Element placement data
## START

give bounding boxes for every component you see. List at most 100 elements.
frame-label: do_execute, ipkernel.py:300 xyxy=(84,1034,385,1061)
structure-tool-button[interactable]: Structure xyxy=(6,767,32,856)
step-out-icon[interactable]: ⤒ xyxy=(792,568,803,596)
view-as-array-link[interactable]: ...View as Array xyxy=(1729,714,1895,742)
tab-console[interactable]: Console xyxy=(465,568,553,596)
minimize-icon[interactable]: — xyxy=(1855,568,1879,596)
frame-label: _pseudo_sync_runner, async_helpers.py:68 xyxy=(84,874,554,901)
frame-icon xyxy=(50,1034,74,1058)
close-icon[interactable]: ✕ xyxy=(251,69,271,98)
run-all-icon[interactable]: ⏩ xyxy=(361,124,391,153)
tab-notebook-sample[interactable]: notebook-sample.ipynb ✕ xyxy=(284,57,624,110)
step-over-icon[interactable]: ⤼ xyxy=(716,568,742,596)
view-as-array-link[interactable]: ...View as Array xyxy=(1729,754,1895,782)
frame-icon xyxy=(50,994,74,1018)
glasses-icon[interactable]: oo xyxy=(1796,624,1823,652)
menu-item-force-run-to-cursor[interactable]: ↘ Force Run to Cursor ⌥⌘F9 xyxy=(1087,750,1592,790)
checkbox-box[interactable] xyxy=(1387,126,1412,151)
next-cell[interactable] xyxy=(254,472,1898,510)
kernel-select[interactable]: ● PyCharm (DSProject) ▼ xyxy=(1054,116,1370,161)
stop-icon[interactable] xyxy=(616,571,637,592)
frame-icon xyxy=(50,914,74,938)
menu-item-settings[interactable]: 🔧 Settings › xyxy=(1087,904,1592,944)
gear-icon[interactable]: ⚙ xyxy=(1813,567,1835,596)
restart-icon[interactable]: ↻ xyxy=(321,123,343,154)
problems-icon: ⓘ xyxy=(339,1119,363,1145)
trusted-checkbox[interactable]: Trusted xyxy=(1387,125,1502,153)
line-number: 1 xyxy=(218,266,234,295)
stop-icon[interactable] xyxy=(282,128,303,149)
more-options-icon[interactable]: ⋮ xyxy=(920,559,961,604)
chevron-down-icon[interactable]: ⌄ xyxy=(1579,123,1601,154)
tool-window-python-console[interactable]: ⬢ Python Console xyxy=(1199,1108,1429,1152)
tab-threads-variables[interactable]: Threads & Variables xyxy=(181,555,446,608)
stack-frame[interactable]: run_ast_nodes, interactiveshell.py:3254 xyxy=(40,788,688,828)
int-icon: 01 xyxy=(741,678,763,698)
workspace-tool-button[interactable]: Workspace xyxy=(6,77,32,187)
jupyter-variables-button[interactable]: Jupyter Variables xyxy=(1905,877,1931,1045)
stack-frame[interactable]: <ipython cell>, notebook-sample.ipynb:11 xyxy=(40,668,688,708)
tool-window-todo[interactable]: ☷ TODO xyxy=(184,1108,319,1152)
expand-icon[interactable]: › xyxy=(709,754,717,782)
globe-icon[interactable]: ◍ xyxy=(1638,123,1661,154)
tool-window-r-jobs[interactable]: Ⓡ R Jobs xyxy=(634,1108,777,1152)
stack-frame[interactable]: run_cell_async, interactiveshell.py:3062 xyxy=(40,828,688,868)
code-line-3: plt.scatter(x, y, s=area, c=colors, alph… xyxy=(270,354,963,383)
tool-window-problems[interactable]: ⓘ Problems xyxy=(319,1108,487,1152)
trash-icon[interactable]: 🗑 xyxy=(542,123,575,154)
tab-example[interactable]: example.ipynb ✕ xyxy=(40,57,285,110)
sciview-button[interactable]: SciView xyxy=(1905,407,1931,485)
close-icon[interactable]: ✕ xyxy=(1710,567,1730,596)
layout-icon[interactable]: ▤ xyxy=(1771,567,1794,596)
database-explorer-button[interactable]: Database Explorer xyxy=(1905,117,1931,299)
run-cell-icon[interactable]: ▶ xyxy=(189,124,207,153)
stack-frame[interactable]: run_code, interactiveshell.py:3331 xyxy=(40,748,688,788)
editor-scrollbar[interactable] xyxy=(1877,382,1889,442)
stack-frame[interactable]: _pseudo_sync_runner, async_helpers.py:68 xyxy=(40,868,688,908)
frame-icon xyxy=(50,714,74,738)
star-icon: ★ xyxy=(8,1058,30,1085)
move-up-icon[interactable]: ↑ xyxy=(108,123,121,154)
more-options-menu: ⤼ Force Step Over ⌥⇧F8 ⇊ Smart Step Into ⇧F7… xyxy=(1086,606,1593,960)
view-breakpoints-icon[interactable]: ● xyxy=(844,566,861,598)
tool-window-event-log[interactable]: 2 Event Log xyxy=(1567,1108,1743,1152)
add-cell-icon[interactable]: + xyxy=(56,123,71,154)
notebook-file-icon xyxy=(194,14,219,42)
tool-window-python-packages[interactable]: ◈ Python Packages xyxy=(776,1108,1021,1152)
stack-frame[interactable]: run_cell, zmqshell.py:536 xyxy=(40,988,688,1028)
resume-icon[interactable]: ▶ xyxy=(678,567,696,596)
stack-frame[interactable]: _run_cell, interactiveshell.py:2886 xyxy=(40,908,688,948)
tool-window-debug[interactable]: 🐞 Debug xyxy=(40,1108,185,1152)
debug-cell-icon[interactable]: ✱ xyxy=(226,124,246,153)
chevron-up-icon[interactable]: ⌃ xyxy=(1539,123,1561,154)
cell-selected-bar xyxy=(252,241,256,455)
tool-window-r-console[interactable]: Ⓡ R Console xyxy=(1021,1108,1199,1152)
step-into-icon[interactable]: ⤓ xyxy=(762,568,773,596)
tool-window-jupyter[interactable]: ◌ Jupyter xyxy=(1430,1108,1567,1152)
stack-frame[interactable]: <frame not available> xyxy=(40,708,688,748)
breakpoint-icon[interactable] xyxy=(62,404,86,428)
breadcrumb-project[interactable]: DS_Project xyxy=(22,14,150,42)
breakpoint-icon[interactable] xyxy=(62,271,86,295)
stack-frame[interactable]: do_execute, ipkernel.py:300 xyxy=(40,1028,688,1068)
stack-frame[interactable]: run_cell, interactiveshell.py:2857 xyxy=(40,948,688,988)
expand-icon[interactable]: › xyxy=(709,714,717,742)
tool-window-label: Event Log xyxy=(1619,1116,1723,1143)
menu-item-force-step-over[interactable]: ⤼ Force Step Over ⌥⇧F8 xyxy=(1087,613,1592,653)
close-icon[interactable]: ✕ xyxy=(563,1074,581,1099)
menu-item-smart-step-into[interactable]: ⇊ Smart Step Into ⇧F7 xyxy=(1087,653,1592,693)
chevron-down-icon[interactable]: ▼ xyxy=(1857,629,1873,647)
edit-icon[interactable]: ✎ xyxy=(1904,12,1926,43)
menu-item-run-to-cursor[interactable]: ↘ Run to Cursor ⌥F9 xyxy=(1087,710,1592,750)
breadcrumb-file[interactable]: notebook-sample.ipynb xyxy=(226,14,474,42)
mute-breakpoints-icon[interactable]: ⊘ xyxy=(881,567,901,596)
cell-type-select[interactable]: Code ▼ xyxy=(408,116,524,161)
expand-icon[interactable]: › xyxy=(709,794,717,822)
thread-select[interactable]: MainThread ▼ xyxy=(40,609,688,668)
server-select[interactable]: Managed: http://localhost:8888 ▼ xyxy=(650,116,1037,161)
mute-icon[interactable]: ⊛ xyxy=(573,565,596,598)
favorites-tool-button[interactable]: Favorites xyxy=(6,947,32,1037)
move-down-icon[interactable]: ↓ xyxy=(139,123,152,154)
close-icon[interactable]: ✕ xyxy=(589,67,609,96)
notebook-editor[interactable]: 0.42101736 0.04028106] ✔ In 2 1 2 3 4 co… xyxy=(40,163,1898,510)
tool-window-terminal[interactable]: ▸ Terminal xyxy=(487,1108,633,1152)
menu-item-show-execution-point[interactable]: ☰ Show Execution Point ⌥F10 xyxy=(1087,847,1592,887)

## END

Goal — Rewrite the stretch from the start of the records through the line containing "frame-icon xyxy=(50,914,74,938)", switching "View as Array" to "View as Matrix" and keeping everything else unchanged.

Worked solution —
give bounding boxes for every component you see. List at most 100 elements.
frame-label: do_execute, ipkernel.py:300 xyxy=(84,1034,385,1061)
structure-tool-button[interactable]: Structure xyxy=(6,767,32,856)
step-out-icon[interactable]: ⤒ xyxy=(792,568,803,596)
view-as-array-link[interactable]: ...View as Matrix xyxy=(1729,714,1895,742)
tab-console[interactable]: Console xyxy=(465,568,553,596)
minimize-icon[interactable]: — xyxy=(1855,568,1879,596)
frame-label: _pseudo_sync_runner, async_helpers.py:68 xyxy=(84,874,554,901)
frame-icon xyxy=(50,1034,74,1058)
close-icon[interactable]: ✕ xyxy=(251,69,271,98)
run-all-icon[interactable]: ⏩ xyxy=(361,124,391,153)
tab-notebook-sample[interactable]: notebook-sample.ipynb ✕ xyxy=(284,57,624,110)
step-over-icon[interactable]: ⤼ xyxy=(716,568,742,596)
view-as-array-link[interactable]: ...View as Matrix xyxy=(1729,754,1895,782)
frame-icon xyxy=(50,994,74,1018)
glasses-icon[interactable]: oo xyxy=(1796,624,1823,652)
menu-item-force-run-to-cursor[interactable]: ↘ Force Run to Cursor ⌥⌘F9 xyxy=(1087,750,1592,790)
checkbox-box[interactable] xyxy=(1387,126,1412,151)
next-cell[interactable] xyxy=(254,472,1898,510)
kernel-select[interactable]: ● PyCharm (DSProject) ▼ xyxy=(1054,116,1370,161)
stop-icon[interactable] xyxy=(616,571,637,592)
frame-icon xyxy=(50,914,74,938)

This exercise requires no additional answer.